### Work instructions
Retype the complete listing exactly as it appears.
::::
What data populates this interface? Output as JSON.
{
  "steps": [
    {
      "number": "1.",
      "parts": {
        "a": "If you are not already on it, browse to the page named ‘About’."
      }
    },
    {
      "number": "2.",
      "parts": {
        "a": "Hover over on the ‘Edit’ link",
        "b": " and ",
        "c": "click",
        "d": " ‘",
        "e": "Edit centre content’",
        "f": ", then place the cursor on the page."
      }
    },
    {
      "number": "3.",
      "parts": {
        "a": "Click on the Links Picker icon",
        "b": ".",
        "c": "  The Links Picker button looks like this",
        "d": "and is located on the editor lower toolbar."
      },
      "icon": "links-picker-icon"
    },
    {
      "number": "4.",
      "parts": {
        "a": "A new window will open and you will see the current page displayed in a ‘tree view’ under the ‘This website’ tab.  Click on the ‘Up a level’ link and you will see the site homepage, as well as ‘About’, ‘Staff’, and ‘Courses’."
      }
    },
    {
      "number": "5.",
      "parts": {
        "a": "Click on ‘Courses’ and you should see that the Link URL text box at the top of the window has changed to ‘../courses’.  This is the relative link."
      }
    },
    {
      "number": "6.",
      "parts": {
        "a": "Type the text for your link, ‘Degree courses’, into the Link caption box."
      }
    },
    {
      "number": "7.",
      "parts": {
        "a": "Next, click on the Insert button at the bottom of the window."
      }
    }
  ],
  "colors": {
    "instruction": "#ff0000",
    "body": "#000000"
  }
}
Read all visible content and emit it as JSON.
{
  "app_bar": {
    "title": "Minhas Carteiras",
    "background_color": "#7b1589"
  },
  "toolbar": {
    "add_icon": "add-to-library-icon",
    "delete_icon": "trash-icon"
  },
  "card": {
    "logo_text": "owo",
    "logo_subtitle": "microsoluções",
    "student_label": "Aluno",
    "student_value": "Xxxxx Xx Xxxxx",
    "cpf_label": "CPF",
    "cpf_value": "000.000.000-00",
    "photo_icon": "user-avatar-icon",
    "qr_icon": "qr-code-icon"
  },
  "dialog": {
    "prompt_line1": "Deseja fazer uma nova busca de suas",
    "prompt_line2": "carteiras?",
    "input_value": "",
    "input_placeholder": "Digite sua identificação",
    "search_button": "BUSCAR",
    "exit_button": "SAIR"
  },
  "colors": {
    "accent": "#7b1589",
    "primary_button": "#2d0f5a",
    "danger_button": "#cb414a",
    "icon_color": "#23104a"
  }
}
::::
### Full answer
What data populates this interface? Output as JSON.
{
  "steps": [
    {
      "number": "1.",
      "parts": {
        "a": "If you are not already on it, browse to the page named ‘About’."
      }
    },
    {
      "number": "2.",
      "parts": {
        "a": "Hover over on the ‘Edit’ link",
        "b": " and ",
        "c": "click",
        "d": " ‘",
        "e": "Edit centre content’",
        "f": ", then place the cursor on the page."
      }
    },
    {
      "number": "3.",
      "parts": {
        "a": "Click on the Links Picker icon",
        "b": ".",
        "c": "  The Links Picker button looks like this",
        "d": "and is located on the editor lower toolbar."
      },
      "icon": "links-picker-icon"
    },
    {
      "number": "4.",
      "parts": {
        "a": "A new window will open and you will see the current page displayed in a ‘tree view’ under the ‘This website’ tab.  Click on the ‘Up a level’ link and you will see the site homepage, as well as ‘About’, ‘Staff’, and ‘Courses’."
      }
    },
    {
      "number": "5.",
      "parts": {
        "a": "Click on ‘Courses’ and you should see that the Link URL text box at the top of the window has changed to ‘../courses’.  This is the relative link."
      }
    },
    {
      "number": "6.",
      "parts": {
        "a": "Type the text for your link, ‘Degree courses’, into the Link caption box."
      }
    },
    {
      "number": "7.",
      "parts": {
        "a": "Next, click on the Insert button at the bottom of the window."
      }
    }
  ],
  "colors": {
    "instruction": "#ff0000",
    "body": "#000000"
  }
}
Read all visible content and emit it as JSON.
{
  "app_bar": {
    "title": "Minhas Carteiras",
    "background_color": "#7b1589"
  },
  "toolbar": {
    "add_icon": "add-to-library-icon",
    "delete_icon": "trash-icon"
  },
  "card": {
    "logo_text": "owo",
    "logo_subtitle": "microsoluções",
    "student_label": "Aluno",
    "student_value": "Xxxxx Xx Xxxxx",
    "cpf_label": "CPF",
    "cpf_value": "000.000.000-00",
    "photo_icon": "user-avatar-icon",
    "qr_icon": "qr-code-icon"
  },
  "dialog": {
    "prompt_line1": "Deseja fazer uma nova busca de suas",
    "prompt_line2": "carteiras?",
    "input_value": "",
    "input_placeholder": "Digite sua identificação",
    "search_button": "BUSCAR",
    "exit_button": "SAIR"
  },
  "colors": {
    "accent": "#7b1589",
    "primary_button": "#2d0f5a",
    "danger_button": "#cb414a",
    "icon_color": "#23104a"
  }
}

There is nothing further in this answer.